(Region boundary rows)
================================

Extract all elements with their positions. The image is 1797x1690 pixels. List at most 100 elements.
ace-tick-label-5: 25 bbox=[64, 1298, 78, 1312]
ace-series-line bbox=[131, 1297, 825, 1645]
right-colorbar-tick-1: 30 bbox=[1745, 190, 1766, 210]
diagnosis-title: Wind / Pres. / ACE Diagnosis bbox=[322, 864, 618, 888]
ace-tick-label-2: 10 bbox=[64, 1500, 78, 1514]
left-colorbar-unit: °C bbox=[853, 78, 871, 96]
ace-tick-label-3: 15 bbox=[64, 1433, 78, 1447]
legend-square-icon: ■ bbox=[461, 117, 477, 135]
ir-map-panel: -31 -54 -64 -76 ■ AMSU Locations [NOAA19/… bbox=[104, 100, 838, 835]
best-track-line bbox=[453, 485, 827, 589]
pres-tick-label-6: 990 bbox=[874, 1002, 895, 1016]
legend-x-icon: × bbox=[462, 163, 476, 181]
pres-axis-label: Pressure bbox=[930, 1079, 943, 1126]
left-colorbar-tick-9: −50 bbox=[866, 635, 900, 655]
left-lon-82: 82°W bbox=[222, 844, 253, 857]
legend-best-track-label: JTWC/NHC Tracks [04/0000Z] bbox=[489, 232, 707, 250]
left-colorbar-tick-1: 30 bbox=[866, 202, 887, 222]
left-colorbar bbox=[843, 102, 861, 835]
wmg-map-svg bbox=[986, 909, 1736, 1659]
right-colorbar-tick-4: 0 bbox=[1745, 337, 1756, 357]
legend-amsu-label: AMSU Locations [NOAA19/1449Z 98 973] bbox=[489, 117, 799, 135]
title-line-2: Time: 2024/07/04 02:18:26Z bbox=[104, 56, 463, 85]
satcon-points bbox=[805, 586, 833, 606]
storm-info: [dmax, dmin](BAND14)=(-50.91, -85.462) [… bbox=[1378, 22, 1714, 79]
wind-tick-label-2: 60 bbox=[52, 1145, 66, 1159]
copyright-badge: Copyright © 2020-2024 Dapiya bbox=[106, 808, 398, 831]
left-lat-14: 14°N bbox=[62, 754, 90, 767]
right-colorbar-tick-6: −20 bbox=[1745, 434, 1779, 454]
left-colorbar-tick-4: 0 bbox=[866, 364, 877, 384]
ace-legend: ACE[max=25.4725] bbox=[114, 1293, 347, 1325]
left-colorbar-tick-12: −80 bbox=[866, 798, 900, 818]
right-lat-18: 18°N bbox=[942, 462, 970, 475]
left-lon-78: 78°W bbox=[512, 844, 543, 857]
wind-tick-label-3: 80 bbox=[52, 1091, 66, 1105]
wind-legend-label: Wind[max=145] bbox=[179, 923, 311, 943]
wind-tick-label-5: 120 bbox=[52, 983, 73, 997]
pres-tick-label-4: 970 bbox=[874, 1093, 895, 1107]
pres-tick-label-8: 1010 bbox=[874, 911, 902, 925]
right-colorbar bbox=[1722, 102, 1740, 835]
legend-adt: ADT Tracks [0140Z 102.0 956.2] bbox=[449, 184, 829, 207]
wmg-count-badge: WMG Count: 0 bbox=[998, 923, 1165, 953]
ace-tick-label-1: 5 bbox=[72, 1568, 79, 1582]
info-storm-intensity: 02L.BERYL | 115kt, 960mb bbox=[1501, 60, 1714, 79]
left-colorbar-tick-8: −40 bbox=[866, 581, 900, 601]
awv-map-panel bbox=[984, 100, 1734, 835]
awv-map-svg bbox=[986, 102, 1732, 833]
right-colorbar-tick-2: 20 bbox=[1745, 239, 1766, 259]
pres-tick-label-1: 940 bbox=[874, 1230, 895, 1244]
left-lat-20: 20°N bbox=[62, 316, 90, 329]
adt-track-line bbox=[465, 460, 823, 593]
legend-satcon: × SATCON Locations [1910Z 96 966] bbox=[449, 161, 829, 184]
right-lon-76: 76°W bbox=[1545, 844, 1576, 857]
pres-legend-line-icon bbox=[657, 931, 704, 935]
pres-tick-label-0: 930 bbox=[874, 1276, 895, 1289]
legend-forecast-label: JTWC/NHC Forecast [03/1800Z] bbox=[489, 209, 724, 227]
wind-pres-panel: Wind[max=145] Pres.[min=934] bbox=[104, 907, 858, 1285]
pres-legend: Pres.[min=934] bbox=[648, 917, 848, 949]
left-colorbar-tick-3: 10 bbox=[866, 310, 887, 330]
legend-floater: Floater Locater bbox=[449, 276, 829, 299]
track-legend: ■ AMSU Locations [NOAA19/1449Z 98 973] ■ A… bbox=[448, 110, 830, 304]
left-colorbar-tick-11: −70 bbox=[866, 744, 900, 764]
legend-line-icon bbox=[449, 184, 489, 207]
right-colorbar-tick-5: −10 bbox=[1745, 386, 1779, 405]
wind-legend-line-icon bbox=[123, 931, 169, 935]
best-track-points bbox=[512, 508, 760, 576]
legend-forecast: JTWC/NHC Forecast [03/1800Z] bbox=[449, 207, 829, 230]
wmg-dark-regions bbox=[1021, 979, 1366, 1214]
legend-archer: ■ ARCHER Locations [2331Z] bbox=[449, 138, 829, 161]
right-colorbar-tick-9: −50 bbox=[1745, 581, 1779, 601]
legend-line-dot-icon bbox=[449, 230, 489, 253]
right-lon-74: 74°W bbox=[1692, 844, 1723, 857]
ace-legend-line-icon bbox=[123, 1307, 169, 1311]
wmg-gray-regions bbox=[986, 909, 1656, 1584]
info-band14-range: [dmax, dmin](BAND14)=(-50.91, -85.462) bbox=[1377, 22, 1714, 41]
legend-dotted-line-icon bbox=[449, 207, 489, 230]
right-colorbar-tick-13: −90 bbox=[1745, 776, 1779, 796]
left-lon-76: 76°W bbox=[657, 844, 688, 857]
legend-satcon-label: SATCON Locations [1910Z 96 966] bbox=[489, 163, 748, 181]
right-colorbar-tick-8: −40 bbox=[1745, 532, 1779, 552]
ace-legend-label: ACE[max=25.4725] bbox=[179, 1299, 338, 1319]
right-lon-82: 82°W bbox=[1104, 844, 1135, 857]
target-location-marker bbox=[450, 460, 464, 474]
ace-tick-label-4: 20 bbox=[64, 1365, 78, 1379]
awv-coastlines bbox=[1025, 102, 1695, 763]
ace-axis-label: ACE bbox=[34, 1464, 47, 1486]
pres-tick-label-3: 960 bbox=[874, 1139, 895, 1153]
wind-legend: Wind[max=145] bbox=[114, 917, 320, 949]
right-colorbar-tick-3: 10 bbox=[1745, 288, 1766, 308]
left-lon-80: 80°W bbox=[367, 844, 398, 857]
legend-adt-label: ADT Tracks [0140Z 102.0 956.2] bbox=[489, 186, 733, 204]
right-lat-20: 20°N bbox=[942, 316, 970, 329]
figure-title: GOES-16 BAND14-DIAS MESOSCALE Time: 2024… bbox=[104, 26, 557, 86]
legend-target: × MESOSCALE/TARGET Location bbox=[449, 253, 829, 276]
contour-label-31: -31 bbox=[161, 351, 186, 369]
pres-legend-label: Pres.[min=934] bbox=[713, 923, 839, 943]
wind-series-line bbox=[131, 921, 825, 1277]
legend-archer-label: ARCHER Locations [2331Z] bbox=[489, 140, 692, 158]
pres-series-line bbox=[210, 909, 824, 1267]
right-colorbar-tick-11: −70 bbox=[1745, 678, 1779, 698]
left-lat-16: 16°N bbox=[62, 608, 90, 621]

================================

Reproduce every row above verbatim, keeping the original order.

▸ RESPONSE
Extract all elements with their positions. The image is 1797x1690 pixels. List at most 100 elements.
ace-tick-label-5: 25 bbox=[64, 1298, 78, 1312]
ace-series-line bbox=[131, 1297, 825, 1645]
right-colorbar-tick-1: 30 bbox=[1745, 190, 1766, 210]
diagnosis-title: Wind / Pres. / ACE Diagnosis bbox=[322, 864, 618, 888]
ace-tick-label-2: 10 bbox=[64, 1500, 78, 1514]
left-colorbar-unit: °C bbox=[853, 78, 871, 96]
ace-tick-label-3: 15 bbox=[64, 1433, 78, 1447]
legend-square-icon: ■ bbox=[461, 117, 477, 135]
ir-map-panel: -31 -54 -64 -76 ■ AMSU Locations [NOAA19/… bbox=[104, 100, 838, 835]
best-track-line bbox=[453, 485, 827, 589]
pres-tick-label-6: 990 bbox=[874, 1002, 895, 1016]
legend-x-icon: × bbox=[462, 163, 476, 181]
pres-axis-label: Pressure bbox=[930, 1079, 943, 1126]
left-colorbar-tick-9: −50 bbox=[866, 635, 900, 655]
left-lon-82: 82°W bbox=[222, 844, 253, 857]
legend-best-track-label: JTWC/NHC Tracks [04/0000Z] bbox=[489, 232, 707, 250]
left-colorbar-tick-1: 30 bbox=[866, 202, 887, 222]
left-colorbar bbox=[843, 102, 861, 835]
wmg-map-svg bbox=[986, 909, 1736, 1659]
right-colorbar-tick-4: 0 bbox=[1745, 337, 1756, 357]
legend-amsu-label: AMSU Locations [NOAA19/1449Z 98 973] bbox=[489, 117, 799, 135]
title-line-2: Time: 2024/07/04 02:18:26Z bbox=[104, 56, 463, 85]
satcon-points bbox=[805, 586, 833, 606]
storm-info: [dmax, dmin](BAND14)=(-50.91, -85.462) [… bbox=[1378, 22, 1714, 79]
wind-tick-label-2: 60 bbox=[52, 1145, 66, 1159]
copyright-badge: Copyright © 2020-2024 Dapiya bbox=[106, 808, 398, 831]
left-lat-14: 14°N bbox=[62, 754, 90, 767]
right-colorbar-tick-6: −20 bbox=[1745, 434, 1779, 454]
left-colorbar-tick-4: 0 bbox=[866, 364, 877, 384]
ace-legend: ACE[max=25.4725] bbox=[114, 1293, 347, 1325]
left-colorbar-tick-12: −80 bbox=[866, 798, 900, 818]
right-lat-18: 18°N bbox=[942, 462, 970, 475]
left-lon-78: 78°W bbox=[512, 844, 543, 857]
wind-tick-label-3: 80 bbox=[52, 1091, 66, 1105]
wind-legend-label: Wind[max=145] bbox=[179, 923, 311, 943]
wind-tick-label-5: 120 bbox=[52, 983, 73, 997]
pres-tick-label-4: 970 bbox=[874, 1093, 895, 1107]
pres-tick-label-8: 1010 bbox=[874, 911, 902, 925]
right-colorbar bbox=[1722, 102, 1740, 835]
legend-adt: ADT Tracks [0140Z 102.0 956.2] bbox=[449, 184, 829, 207]
wmg-count-badge: WMG Count: 0 bbox=[998, 923, 1165, 953]
ace-tick-label-1: 5 bbox=[72, 1568, 79, 1582]
info-storm-intensity: 02L.BERYL | 115kt, 960mb bbox=[1501, 60, 1714, 79]
left-colorbar-tick-8: −40 bbox=[866, 581, 900, 601]
awv-map-panel bbox=[984, 100, 1734, 835]
awv-map-svg bbox=[986, 102, 1732, 833]
right-colorbar-tick-2: 20 bbox=[1745, 239, 1766, 259]
pres-tick-label-1: 940 bbox=[874, 1230, 895, 1244]
left-lat-20: 20°N bbox=[62, 316, 90, 329]
adt-track-line bbox=[465, 460, 823, 593]
legend-satcon: × SATCON Locations [1910Z 96 966] bbox=[449, 161, 829, 184]
right-lon-76: 76°W bbox=[1545, 844, 1576, 857]
pres-legend-line-icon bbox=[657, 931, 704, 935]
pres-tick-label-0: 930 bbox=[874, 1276, 895, 1289]
legend-forecast-label: JTWC/NHC Forecast [03/1800Z] bbox=[489, 209, 724, 227]
wind-pres-panel: Wind[max=145] Pres.[min=934] bbox=[104, 907, 858, 1285]
pres-legend: Pres.[min=934] bbox=[648, 917, 848, 949]
left-colorbar-tick-3: 10 bbox=[866, 310, 887, 330]
legend-floater: Floater Locater bbox=[449, 276, 829, 299]
track-legend: ■ AMSU Locations [NOAA19/1449Z 98 973] ■ A… bbox=[448, 110, 830, 304]
left-colorbar-tick-11: −70 bbox=[866, 744, 900, 764]
legend-line-icon bbox=[449, 184, 489, 207]
right-colorbar-tick-5: −10 bbox=[1745, 386, 1779, 405]
wind-legend-line-icon bbox=[123, 931, 169, 935]
best-track-points bbox=[512, 508, 760, 576]
legend-forecast: JTWC/NHC Forecast [03/1800Z] bbox=[449, 207, 829, 230]
wmg-dark-regions bbox=[1021, 979, 1366, 1214]
legend-archer: ■ ARCHER Locations [2331Z] bbox=[449, 138, 829, 161]
right-colorbar-tick-9: −50 bbox=[1745, 581, 1779, 601]
legend-line-dot-icon bbox=[449, 230, 489, 253]
right-lon-74: 74°W bbox=[1692, 844, 1723, 857]
ace-legend-line-icon bbox=[123, 1307, 169, 1311]
wmg-gray-regions bbox=[986, 909, 1656, 1584]
info-band14-range: [dmax, dmin](BAND14)=(-50.91, -85.462) bbox=[1377, 22, 1714, 41]
legend-dotted-line-icon bbox=[449, 207, 489, 230]
right-colorbar-tick-13: −90 bbox=[1745, 776, 1779, 796]
left-lon-76: 76°W bbox=[657, 844, 688, 857]
legend-satcon-label: SATCON Locations [1910Z 96 966] bbox=[489, 163, 748, 181]
right-colorbar-tick-8: −40 bbox=[1745, 532, 1779, 552]
ace-legend-label: ACE[max=25.4725] bbox=[179, 1299, 338, 1319]
right-lon-82: 82°W bbox=[1104, 844, 1135, 857]
target-location-marker bbox=[450, 460, 464, 474]
ace-tick-label-4: 20 bbox=[64, 1365, 78, 1379]
awv-coastlines bbox=[1025, 102, 1695, 763]
ace-axis-label: ACE bbox=[34, 1464, 47, 1486]
pres-tick-label-3: 960 bbox=[874, 1139, 895, 1153]
wind-legend: Wind[max=145] bbox=[114, 917, 320, 949]
right-colorbar-tick-3: 10 bbox=[1745, 288, 1766, 308]
left-lon-80: 80°W bbox=[367, 844, 398, 857]
legend-adt-label: ADT Tracks [0140Z 102.0 956.2] bbox=[489, 186, 733, 204]
right-lat-20: 20°N bbox=[942, 316, 970, 329]
figure-title: GOES-16 BAND14-DIAS MESOSCALE Time: 2024… bbox=[104, 26, 557, 86]
legend-target: × MESOSCALE/TARGET Location bbox=[449, 253, 829, 276]
contour-label-31: -31 bbox=[161, 351, 186, 369]
pres-legend-label: Pres.[min=934] bbox=[713, 923, 839, 943]
wind-series-line bbox=[131, 921, 825, 1277]
legend-archer-label: ARCHER Locations [2331Z] bbox=[489, 140, 692, 158]
pres-series-line bbox=[210, 909, 824, 1267]
right-colorbar-tick-11: −70 bbox=[1745, 678, 1779, 698]
left-lat-16: 16°N bbox=[62, 608, 90, 621]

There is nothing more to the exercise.